**Given exercise**
Only the lines holding the string "with" are needed. Copy each one.

Stored data entries
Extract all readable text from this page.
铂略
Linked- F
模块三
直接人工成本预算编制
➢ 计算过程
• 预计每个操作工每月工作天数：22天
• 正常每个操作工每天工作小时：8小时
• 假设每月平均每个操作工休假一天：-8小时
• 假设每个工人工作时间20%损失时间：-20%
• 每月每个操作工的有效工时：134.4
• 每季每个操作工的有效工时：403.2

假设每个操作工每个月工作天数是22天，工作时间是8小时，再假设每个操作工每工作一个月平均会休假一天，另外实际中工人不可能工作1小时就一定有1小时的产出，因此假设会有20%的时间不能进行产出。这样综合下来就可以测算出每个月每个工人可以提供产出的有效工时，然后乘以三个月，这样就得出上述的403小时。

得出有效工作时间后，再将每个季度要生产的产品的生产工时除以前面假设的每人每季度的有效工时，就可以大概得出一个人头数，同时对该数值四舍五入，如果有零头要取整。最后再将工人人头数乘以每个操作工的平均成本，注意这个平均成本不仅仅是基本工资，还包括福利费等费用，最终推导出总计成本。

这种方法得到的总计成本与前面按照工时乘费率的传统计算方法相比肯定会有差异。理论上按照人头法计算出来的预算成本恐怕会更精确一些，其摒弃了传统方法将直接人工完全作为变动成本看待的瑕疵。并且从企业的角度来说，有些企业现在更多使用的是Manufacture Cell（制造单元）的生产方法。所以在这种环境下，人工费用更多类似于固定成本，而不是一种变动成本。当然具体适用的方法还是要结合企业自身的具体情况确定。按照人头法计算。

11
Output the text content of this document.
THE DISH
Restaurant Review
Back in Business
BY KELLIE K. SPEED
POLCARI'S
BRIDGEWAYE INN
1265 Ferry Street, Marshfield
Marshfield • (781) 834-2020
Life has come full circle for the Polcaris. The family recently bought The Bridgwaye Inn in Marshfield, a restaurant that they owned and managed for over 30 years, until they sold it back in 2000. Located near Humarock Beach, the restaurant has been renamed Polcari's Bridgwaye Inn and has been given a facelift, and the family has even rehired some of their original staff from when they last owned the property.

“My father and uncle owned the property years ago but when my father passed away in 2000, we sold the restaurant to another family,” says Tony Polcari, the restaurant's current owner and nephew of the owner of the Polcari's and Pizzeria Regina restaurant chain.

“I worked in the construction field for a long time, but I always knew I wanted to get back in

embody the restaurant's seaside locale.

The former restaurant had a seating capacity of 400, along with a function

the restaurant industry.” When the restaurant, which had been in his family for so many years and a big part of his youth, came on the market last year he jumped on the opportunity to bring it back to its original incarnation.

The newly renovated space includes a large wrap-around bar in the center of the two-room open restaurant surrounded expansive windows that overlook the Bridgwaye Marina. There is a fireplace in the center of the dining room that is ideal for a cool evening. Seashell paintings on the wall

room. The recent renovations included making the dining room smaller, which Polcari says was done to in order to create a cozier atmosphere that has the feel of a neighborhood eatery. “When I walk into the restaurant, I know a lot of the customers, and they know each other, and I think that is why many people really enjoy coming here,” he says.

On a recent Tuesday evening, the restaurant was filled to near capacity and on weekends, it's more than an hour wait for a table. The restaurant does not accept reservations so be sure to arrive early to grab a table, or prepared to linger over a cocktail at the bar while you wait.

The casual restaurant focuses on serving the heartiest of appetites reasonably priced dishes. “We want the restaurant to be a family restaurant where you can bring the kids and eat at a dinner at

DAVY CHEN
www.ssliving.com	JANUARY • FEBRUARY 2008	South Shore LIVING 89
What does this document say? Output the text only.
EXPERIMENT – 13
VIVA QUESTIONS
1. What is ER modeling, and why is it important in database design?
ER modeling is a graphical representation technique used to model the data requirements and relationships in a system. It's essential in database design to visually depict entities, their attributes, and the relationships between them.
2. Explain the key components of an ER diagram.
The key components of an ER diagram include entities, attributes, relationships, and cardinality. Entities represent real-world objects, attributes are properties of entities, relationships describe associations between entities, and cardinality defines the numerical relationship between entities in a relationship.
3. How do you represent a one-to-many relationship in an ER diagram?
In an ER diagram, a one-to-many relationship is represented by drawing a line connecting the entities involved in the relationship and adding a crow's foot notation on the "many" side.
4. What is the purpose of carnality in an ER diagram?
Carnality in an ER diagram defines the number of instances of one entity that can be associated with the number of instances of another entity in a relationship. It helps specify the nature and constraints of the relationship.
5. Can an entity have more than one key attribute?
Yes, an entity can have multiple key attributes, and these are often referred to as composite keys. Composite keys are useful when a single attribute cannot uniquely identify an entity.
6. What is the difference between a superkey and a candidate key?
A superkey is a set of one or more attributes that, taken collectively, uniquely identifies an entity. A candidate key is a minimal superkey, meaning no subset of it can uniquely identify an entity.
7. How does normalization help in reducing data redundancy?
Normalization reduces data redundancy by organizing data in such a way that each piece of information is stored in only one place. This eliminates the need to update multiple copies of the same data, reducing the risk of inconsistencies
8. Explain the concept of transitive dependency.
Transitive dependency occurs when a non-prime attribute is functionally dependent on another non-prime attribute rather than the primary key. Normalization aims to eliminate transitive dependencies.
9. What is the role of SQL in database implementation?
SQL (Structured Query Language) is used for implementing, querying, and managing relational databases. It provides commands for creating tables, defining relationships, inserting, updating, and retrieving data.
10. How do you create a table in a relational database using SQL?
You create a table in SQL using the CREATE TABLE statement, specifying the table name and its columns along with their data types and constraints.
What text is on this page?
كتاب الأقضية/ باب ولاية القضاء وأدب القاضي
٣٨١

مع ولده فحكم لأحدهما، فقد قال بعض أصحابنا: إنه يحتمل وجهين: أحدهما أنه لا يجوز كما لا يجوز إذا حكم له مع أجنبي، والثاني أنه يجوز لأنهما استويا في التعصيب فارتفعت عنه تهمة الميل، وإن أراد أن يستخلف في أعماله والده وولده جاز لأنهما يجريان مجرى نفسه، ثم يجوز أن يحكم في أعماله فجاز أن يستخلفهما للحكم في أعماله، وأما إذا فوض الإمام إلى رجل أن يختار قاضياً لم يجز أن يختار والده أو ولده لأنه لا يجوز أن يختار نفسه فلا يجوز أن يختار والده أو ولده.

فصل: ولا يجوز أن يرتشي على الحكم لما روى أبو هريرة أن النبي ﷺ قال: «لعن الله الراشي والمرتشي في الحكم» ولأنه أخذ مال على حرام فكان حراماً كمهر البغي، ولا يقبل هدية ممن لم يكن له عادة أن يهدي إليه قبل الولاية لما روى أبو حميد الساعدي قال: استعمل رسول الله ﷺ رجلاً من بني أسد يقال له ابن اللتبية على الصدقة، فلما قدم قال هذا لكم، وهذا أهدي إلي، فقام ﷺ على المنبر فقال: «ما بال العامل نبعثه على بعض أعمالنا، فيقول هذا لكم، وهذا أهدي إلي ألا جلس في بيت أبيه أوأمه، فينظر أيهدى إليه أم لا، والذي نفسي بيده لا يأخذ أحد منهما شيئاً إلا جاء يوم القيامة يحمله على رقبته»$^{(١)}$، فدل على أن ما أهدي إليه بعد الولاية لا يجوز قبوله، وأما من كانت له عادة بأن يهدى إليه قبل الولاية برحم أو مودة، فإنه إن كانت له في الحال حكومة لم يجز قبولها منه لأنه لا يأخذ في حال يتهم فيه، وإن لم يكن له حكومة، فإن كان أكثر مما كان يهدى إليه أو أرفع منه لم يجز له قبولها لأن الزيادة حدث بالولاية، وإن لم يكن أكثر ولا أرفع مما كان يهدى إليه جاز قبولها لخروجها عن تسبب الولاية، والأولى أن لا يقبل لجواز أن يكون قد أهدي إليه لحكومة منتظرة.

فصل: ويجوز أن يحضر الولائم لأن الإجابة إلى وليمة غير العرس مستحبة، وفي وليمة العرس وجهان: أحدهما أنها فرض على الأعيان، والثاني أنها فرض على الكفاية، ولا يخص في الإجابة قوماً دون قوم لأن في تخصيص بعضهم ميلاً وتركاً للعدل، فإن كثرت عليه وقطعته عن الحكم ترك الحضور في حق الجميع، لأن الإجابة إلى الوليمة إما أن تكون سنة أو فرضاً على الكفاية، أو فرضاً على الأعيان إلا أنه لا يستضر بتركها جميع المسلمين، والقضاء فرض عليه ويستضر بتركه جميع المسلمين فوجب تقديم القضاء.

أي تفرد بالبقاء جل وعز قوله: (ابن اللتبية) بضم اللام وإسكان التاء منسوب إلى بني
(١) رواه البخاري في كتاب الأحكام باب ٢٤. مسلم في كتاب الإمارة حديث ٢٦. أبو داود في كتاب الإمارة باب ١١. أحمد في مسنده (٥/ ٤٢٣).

**Answer**
The former restaurant had a seating capacity of 400, along with a function
Carnality in an ER diagram defines the number of instances of one entity that can be associated with the number of instances of another entity in a relationship. It helps specify the nature and constraints of the relationship.
You create a table in SQL using the CREATE TABLE statement, specifying the table name and its columns along with their data types and constraints.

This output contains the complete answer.